[Data entries for graphics]
=-=-=-=-=

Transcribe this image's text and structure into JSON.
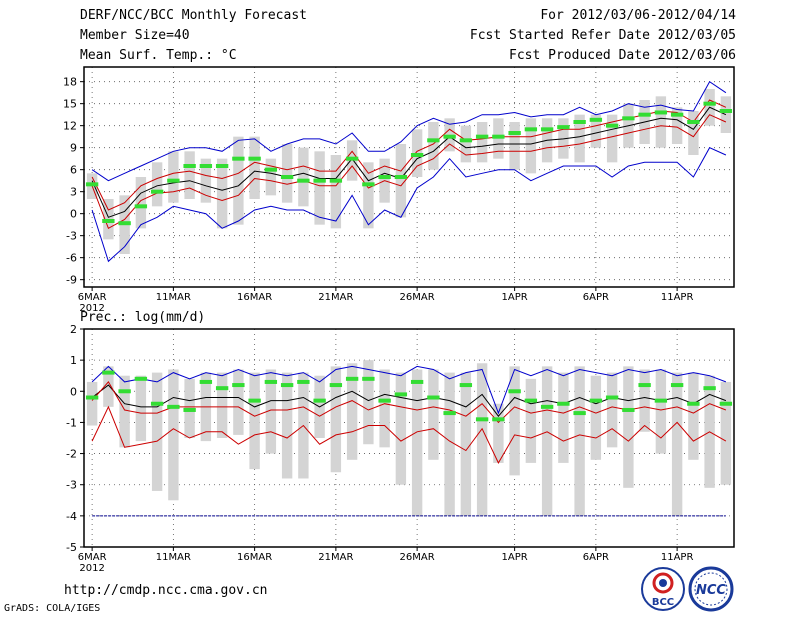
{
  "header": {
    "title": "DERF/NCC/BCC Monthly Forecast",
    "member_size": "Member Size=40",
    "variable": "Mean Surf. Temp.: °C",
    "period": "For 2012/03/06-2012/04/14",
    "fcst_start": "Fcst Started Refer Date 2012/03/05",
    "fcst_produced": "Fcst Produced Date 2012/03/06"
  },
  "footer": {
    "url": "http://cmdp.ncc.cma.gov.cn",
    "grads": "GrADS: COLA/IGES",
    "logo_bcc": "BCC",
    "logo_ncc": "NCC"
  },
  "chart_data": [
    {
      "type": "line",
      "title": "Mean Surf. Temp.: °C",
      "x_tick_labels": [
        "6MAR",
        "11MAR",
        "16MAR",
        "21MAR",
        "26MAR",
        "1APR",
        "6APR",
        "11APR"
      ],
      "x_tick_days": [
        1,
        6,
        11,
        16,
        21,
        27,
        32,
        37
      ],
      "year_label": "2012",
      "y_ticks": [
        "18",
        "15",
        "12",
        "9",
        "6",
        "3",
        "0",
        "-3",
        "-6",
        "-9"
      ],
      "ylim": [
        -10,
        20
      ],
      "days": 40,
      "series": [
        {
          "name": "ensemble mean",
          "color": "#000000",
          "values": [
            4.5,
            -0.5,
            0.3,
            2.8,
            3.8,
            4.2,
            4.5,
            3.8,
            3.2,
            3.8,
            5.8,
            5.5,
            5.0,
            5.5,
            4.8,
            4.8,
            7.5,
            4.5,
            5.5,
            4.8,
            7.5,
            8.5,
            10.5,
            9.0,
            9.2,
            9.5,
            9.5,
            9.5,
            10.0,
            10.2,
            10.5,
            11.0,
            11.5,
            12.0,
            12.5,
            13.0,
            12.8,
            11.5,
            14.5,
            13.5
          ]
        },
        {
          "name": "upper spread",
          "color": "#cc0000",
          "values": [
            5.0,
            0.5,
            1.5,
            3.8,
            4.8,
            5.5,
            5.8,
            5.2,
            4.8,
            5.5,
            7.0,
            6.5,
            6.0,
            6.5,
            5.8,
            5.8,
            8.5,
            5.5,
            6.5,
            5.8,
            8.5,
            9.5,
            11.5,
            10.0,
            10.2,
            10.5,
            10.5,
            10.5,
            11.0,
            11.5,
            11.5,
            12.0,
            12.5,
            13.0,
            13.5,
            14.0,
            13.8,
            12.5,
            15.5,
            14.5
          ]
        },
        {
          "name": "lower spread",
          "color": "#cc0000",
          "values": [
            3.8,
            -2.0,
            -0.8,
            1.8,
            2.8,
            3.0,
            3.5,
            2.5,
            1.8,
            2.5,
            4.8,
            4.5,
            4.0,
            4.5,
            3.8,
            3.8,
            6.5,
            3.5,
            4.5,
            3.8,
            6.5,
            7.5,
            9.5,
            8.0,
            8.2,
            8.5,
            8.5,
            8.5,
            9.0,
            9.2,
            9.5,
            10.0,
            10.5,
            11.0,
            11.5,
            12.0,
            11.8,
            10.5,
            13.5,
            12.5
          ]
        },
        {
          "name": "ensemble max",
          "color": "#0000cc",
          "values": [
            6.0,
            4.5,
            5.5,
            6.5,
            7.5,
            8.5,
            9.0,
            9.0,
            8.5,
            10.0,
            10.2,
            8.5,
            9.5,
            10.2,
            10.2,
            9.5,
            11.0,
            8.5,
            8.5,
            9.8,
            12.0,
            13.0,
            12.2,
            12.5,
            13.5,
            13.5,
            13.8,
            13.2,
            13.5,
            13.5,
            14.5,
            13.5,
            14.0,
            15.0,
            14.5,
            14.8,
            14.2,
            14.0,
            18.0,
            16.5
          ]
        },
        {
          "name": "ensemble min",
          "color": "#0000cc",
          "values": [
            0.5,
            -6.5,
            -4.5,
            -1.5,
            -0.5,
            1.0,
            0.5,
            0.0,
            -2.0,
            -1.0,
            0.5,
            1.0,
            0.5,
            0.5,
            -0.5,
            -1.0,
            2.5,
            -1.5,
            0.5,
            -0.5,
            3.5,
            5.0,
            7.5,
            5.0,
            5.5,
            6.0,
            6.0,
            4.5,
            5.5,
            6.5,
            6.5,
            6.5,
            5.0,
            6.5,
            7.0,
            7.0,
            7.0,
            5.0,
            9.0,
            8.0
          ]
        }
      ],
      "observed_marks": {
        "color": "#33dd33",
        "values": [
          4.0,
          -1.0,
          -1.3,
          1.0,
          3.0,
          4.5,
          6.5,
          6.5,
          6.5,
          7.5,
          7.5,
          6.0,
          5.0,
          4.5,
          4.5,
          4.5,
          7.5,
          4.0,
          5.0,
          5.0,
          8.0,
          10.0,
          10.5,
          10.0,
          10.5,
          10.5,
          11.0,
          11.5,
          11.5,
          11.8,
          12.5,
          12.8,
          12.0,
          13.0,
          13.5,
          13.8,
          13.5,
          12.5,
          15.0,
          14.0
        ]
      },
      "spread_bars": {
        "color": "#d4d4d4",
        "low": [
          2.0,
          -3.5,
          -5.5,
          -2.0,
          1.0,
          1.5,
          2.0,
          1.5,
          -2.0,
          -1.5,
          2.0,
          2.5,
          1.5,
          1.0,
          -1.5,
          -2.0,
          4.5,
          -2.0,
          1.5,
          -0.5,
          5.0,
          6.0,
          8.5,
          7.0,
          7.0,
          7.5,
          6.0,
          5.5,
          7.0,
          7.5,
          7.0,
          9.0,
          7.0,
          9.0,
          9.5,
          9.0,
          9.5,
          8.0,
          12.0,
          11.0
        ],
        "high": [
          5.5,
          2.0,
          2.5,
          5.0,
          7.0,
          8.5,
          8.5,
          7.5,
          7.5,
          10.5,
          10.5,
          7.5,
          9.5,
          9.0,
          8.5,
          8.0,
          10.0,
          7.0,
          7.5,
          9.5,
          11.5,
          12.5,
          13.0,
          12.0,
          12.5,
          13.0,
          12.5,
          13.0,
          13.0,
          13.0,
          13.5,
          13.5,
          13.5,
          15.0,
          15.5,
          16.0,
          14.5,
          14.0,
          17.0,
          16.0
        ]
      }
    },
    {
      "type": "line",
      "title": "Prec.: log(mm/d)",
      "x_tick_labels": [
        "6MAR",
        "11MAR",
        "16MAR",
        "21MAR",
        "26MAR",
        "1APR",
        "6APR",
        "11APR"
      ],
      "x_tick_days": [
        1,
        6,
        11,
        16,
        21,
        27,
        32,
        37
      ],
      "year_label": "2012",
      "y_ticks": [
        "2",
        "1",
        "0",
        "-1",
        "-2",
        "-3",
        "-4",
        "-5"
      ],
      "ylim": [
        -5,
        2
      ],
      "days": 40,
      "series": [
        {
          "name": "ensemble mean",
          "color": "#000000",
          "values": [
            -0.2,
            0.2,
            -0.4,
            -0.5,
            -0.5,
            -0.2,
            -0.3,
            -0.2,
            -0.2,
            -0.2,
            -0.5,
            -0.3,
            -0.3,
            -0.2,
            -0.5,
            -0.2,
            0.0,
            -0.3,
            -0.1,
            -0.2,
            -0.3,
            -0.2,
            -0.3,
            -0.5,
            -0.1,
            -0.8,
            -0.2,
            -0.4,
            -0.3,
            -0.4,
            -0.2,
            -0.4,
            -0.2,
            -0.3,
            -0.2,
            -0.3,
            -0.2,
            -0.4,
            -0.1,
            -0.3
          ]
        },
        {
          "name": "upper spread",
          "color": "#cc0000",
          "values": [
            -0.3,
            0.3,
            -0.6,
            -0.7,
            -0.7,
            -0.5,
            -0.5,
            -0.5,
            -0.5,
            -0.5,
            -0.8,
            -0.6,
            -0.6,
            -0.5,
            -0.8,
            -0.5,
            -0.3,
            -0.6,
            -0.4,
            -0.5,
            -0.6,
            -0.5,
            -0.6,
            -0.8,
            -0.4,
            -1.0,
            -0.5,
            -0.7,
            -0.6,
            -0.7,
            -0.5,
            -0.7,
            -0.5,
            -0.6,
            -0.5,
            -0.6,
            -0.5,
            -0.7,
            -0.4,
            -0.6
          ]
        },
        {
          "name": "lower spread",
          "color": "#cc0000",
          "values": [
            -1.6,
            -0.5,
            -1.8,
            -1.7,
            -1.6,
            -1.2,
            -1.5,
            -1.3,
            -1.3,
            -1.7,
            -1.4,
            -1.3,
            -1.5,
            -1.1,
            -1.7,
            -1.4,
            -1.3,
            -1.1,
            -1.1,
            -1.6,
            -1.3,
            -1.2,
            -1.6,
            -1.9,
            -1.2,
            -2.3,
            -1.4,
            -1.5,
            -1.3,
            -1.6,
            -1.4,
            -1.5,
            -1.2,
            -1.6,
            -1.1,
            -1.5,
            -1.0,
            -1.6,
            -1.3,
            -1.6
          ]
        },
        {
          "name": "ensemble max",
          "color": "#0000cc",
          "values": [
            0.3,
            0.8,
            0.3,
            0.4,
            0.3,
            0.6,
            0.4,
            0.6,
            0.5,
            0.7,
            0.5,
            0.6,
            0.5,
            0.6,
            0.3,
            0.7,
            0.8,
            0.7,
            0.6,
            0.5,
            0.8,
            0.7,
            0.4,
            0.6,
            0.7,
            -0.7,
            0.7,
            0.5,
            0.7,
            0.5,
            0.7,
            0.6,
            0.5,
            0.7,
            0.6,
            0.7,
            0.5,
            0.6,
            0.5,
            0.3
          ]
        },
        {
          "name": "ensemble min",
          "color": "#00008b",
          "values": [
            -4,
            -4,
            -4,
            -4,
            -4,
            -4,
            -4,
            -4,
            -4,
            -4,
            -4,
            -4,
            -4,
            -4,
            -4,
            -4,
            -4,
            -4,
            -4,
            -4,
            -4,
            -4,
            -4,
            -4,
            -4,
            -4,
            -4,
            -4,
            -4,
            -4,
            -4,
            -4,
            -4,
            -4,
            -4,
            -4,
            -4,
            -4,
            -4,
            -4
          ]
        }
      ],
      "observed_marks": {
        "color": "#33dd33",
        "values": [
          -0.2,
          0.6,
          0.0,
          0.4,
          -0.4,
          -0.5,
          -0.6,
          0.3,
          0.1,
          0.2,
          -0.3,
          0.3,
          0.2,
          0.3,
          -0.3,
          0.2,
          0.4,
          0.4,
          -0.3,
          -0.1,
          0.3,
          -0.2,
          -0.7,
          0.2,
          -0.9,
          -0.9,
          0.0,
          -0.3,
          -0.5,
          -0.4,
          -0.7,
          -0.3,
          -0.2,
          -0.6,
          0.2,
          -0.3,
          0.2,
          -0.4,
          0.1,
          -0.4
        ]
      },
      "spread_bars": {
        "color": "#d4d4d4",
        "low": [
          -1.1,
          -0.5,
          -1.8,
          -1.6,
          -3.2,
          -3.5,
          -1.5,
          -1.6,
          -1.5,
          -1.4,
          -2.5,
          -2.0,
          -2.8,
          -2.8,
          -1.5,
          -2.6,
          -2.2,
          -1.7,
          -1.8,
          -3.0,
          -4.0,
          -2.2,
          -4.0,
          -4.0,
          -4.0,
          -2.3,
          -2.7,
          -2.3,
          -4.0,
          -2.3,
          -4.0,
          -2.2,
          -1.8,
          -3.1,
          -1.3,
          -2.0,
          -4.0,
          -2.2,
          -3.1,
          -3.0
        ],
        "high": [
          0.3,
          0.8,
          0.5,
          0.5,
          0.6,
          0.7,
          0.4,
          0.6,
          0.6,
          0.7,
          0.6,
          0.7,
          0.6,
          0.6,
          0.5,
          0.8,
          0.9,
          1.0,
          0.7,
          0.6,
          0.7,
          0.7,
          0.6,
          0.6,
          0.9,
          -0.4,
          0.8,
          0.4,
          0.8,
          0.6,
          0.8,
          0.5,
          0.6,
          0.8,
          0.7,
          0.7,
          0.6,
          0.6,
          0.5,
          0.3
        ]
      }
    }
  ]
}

=-=-=-=-=

**Written task:** Check each line of the records for the word "Date" and extract those that contain it.

**Exercise response:**
    "fcst_start": "Fcst Started Refer Date 2012/03/05",
    "fcst_produced": "Fcst Produced Date 2012/03/06"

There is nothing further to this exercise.